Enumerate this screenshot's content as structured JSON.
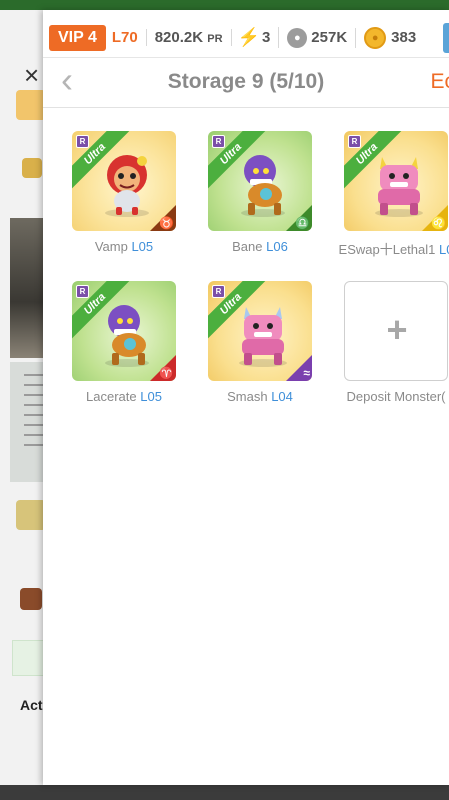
{
  "status_bar": {
    "vip": "VIP 4",
    "level": "L70",
    "power_value": "820.2K",
    "power_unit": "PR",
    "energy": "3",
    "food": "257K",
    "gold": "383"
  },
  "header": {
    "title": "Storage 9 (5/10)",
    "edit_label": "Ec",
    "back_icon": "chevron-left-icon"
  },
  "slots": [
    {
      "name": "Vamp",
      "level": "L05",
      "rank": "R",
      "rarity": "Ultra",
      "background": "gold",
      "sign_glyph": "♉",
      "sign_color": "#8a3a12"
    },
    {
      "name": "Bane",
      "level": "L06",
      "rank": "R",
      "rarity": "Ultra",
      "background": "green",
      "sign_glyph": "♎",
      "sign_color": "#3d8a2a"
    },
    {
      "name": "ESwap十Lethal1",
      "level": "L0",
      "rank": "R",
      "rarity": "Ultra",
      "background": "pink",
      "sign_glyph": "♌",
      "sign_color": "#e6b40f"
    },
    {
      "name": "Lacerate",
      "level": "L05",
      "rank": "R",
      "rarity": "Ultra",
      "background": "green",
      "sign_glyph": "♈",
      "sign_color": "#cc2a2a"
    },
    {
      "name": "Smash",
      "level": "L04",
      "rank": "R",
      "rarity": "Ultra",
      "background": "pink",
      "sign_glyph": "≈",
      "sign_color": "#7a3fae"
    }
  ],
  "deposit": {
    "label": "Deposit Monster(",
    "plus": "+"
  },
  "background_app": {
    "close_icon": "×",
    "section_label": "Act"
  },
  "colors": {
    "accent": "#ee6b25",
    "level_blue": "#3f8fd9",
    "ultra_ribbon": "#4caf3e"
  }
}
------------------------------------
*WRITTEN REQUEST:* Reproduce every record word for word. The copy must contain no pictures.

*SOLUTION BELOW:*
Enumerate this screenshot's content as structured JSON.
{
  "status_bar": {
    "vip": "VIP 4",
    "level": "L70",
    "power_value": "820.2K",
    "power_unit": "PR",
    "energy": "3",
    "food": "257K",
    "gold": "383"
  },
  "header": {
    "title": "Storage 9 (5/10)",
    "edit_label": "Ec",
    "back_icon": "chevron-left-icon"
  },
  "slots": [
    {
      "name": "Vamp",
      "level": "L05",
      "rank": "R",
      "rarity": "Ultra",
      "background": "gold",
      "sign_glyph": "♉",
      "sign_color": "#8a3a12"
    },
    {
      "name": "Bane",
      "level": "L06",
      "rank": "R",
      "rarity": "Ultra",
      "background": "green",
      "sign_glyph": "♎",
      "sign_color": "#3d8a2a"
    },
    {
      "name": "ESwap十Lethal1",
      "level": "L0",
      "rank": "R",
      "rarity": "Ultra",
      "background": "pink",
      "sign_glyph": "♌",
      "sign_color": "#e6b40f"
    },
    {
      "name": "Lacerate",
      "level": "L05",
      "rank": "R",
      "rarity": "Ultra",
      "background": "green",
      "sign_glyph": "♈",
      "sign_color": "#cc2a2a"
    },
    {
      "name": "Smash",
      "level": "L04",
      "rank": "R",
      "rarity": "Ultra",
      "background": "pink",
      "sign_glyph": "≈",
      "sign_color": "#7a3fae"
    }
  ],
  "deposit": {
    "label": "Deposit Monster(",
    "plus": "+"
  },
  "background_app": {
    "close_icon": "×",
    "section_label": "Act"
  },
  "colors": {
    "accent": "#ee6b25",
    "level_blue": "#3f8fd9",
    "ultra_ribbon": "#4caf3e"
  }
}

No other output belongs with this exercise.